(Exercise prompt):
Rewrite the records below, replacing "Negative" with "Positive" wherever it appears and leaving everything else unchanged.
▼
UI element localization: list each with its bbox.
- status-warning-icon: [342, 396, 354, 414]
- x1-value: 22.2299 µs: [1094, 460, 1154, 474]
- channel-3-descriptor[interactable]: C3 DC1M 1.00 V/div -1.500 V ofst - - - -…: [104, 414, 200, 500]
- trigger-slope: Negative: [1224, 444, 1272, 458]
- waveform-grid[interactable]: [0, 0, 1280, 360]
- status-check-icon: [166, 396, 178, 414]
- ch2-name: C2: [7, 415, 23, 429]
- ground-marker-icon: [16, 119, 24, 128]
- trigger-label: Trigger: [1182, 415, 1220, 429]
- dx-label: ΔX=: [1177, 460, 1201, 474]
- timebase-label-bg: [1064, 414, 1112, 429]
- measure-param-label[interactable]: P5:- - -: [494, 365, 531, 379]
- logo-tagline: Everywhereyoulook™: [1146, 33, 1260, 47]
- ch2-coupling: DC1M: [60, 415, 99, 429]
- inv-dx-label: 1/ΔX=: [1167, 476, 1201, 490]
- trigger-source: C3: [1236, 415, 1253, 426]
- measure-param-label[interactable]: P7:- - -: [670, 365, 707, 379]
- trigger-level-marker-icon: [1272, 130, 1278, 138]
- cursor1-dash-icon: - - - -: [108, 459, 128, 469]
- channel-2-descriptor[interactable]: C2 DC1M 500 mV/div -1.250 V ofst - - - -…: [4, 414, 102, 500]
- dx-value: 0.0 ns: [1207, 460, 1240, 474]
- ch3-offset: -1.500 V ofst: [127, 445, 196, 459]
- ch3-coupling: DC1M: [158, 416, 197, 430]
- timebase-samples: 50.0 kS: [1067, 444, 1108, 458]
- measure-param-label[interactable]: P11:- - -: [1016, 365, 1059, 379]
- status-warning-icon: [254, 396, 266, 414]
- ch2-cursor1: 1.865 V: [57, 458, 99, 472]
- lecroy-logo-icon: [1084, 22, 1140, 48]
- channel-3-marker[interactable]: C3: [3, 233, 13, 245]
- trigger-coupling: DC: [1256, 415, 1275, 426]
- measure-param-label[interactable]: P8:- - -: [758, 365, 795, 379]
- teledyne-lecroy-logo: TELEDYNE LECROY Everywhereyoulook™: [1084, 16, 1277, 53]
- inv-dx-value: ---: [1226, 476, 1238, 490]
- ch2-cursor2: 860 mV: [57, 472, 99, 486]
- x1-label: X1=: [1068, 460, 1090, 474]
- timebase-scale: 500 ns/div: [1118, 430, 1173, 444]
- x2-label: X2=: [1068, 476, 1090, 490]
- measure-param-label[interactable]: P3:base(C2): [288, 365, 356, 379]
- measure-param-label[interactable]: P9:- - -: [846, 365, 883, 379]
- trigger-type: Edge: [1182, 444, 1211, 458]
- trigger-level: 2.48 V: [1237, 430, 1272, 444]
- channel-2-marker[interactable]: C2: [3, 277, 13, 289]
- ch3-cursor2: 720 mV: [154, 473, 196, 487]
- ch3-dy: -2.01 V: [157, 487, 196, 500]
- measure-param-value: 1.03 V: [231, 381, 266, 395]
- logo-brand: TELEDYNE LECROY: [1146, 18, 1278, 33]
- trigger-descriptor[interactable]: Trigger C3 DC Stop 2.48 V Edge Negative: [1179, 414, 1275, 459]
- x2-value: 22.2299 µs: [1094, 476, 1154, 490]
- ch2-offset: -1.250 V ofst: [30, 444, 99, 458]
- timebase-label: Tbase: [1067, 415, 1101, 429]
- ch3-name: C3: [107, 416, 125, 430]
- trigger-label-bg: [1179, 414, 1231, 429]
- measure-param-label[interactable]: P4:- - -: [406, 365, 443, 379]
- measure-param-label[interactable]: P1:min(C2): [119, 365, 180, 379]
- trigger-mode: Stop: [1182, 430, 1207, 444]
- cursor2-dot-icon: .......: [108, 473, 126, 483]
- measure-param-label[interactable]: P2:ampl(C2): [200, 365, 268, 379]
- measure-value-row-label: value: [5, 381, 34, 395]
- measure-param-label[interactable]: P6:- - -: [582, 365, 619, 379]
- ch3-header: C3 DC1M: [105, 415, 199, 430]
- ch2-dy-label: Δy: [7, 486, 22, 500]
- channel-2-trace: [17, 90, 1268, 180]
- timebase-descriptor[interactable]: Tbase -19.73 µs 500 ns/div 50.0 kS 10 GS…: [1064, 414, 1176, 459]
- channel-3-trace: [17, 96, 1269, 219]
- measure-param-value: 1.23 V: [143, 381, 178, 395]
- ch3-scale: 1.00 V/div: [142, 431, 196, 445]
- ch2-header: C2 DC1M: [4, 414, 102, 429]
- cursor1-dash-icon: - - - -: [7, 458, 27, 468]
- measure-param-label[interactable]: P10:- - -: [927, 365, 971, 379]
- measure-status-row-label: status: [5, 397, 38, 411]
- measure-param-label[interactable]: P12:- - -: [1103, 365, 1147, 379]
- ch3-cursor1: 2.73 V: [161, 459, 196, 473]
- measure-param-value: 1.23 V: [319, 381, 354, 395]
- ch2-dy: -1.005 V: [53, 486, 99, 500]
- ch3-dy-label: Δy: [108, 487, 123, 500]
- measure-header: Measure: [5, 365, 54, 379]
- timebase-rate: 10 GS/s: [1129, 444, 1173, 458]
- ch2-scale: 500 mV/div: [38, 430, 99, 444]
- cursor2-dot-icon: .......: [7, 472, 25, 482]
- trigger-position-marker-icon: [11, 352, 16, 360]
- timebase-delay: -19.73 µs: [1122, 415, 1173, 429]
▲
(Exercise response):
UI element localization: list each with its bbox.
- status-warning-icon: [342, 396, 354, 414]
- x1-value: 22.2299 µs: [1094, 460, 1154, 474]
- channel-3-descriptor[interactable]: C3 DC1M 1.00 V/div -1.500 V ofst - - - -…: [104, 414, 200, 500]
- trigger-slope: Positive: [1224, 444, 1272, 458]
- waveform-grid[interactable]: [0, 0, 1280, 360]
- status-check-icon: [166, 396, 178, 414]
- ch2-name: C2: [7, 415, 23, 429]
- ground-marker-icon: [16, 119, 24, 128]
- trigger-label: Trigger: [1182, 415, 1220, 429]
- dx-label: ΔX=: [1177, 460, 1201, 474]
- timebase-label-bg: [1064, 414, 1112, 429]
- measure-param-label[interactable]: P5:- - -: [494, 365, 531, 379]
- logo-tagline: Everywhereyoulook™: [1146, 33, 1260, 47]
- ch2-coupling: DC1M: [60, 415, 99, 429]
- inv-dx-label: 1/ΔX=: [1167, 476, 1201, 490]
- trigger-source: C3: [1236, 415, 1253, 426]
- measure-param-label[interactable]: P7:- - -: [670, 365, 707, 379]
- trigger-level-marker-icon: [1272, 130, 1278, 138]
- cursor1-dash-icon: - - - -: [108, 459, 128, 469]
- channel-2-descriptor[interactable]: C2 DC1M 500 mV/div -1.250 V ofst - - - -…: [4, 414, 102, 500]
- dx-value: 0.0 ns: [1207, 460, 1240, 474]
- ch3-offset: -1.500 V ofst: [127, 445, 196, 459]
- ch3-coupling: DC1M: [158, 416, 197, 430]
- timebase-samples: 50.0 kS: [1067, 444, 1108, 458]
- measure-param-label[interactable]: P11:- - -: [1016, 365, 1059, 379]
- status-warning-icon: [254, 396, 266, 414]
- ch2-cursor1: 1.865 V: [57, 458, 99, 472]
- lecroy-logo-icon: [1084, 22, 1140, 48]
- channel-3-marker[interactable]: C3: [3, 233, 13, 245]
- trigger-coupling: DC: [1256, 415, 1275, 426]
- measure-param-label[interactable]: P8:- - -: [758, 365, 795, 379]
- teledyne-lecroy-logo: TELEDYNE LECROY Everywhereyoulook™: [1084, 16, 1277, 53]
- inv-dx-value: ---: [1226, 476, 1238, 490]
- ch2-cursor2: 860 mV: [57, 472, 99, 486]
- x1-label: X1=: [1068, 460, 1090, 474]
- timebase-scale: 500 ns/div: [1118, 430, 1173, 444]
- x2-label: X2=: [1068, 476, 1090, 490]
- measure-param-label[interactable]: P3:base(C2): [288, 365, 356, 379]
- measure-param-label[interactable]: P9:- - -: [846, 365, 883, 379]
- trigger-type: Edge: [1182, 444, 1211, 458]
- trigger-level: 2.48 V: [1237, 430, 1272, 444]
- channel-2-marker[interactable]: C2: [3, 277, 13, 289]
- ch3-cursor2: 720 mV: [154, 473, 196, 487]
- ch3-dy: -2.01 V: [157, 487, 196, 500]
- measure-param-value: 1.03 V: [231, 381, 266, 395]
- logo-brand: TELEDYNE LECROY: [1146, 18, 1278, 33]
- trigger-descriptor[interactable]: Trigger C3 DC Stop 2.48 V Edge Positive: [1179, 414, 1275, 459]
- x2-value: 22.2299 µs: [1094, 476, 1154, 490]
- ch2-offset: -1.250 V ofst: [30, 444, 99, 458]
- timebase-label: Tbase: [1067, 415, 1101, 429]
- ch3-name: C3: [107, 416, 125, 430]
- trigger-label-bg: [1179, 414, 1231, 429]
- measure-param-label[interactable]: P4:- - -: [406, 365, 443, 379]
- measure-param-label[interactable]: P1:min(C2): [119, 365, 180, 379]
- trigger-mode: Stop: [1182, 430, 1207, 444]
- cursor2-dot-icon: .......: [108, 473, 126, 483]
- measure-param-label[interactable]: P2:ampl(C2): [200, 365, 268, 379]
- measure-value-row-label: value: [5, 381, 34, 395]
- measure-param-label[interactable]: P6:- - -: [582, 365, 619, 379]
- ch3-header: C3 DC1M: [105, 415, 199, 430]
- ch2-dy-label: Δy: [7, 486, 22, 500]
- channel-2-trace: [17, 90, 1268, 180]
- timebase-descriptor[interactable]: Tbase -19.73 µs 500 ns/div 50.0 kS 10 GS…: [1064, 414, 1176, 459]
- channel-3-trace: [17, 96, 1269, 219]
- measure-param-value: 1.23 V: [143, 381, 178, 395]
- ch3-scale: 1.00 V/div: [142, 431, 196, 445]
- ch2-header: C2 DC1M: [4, 414, 102, 429]
- cursor1-dash-icon: - - - -: [7, 458, 27, 468]
- measure-param-label[interactable]: P10:- - -: [927, 365, 971, 379]
- measure-status-row-label: status: [5, 397, 38, 411]
- measure-param-label[interactable]: P12:- - -: [1103, 365, 1147, 379]
- ch3-cursor1: 2.73 V: [161, 459, 196, 473]
- measure-param-value: 1.23 V: [319, 381, 354, 395]
- ch2-dy: -1.005 V: [53, 486, 99, 500]
- ch3-dy-label: Δy: [108, 487, 123, 500]
- measure-header: Measure: [5, 365, 54, 379]
- timebase-rate: 10 GS/s: [1129, 444, 1173, 458]
- ch2-scale: 500 mV/div: [38, 430, 99, 444]
- cursor2-dot-icon: .......: [7, 472, 25, 482]
- trigger-position-marker-icon: [11, 352, 16, 360]
- timebase-delay: -19.73 µs: [1122, 415, 1173, 429]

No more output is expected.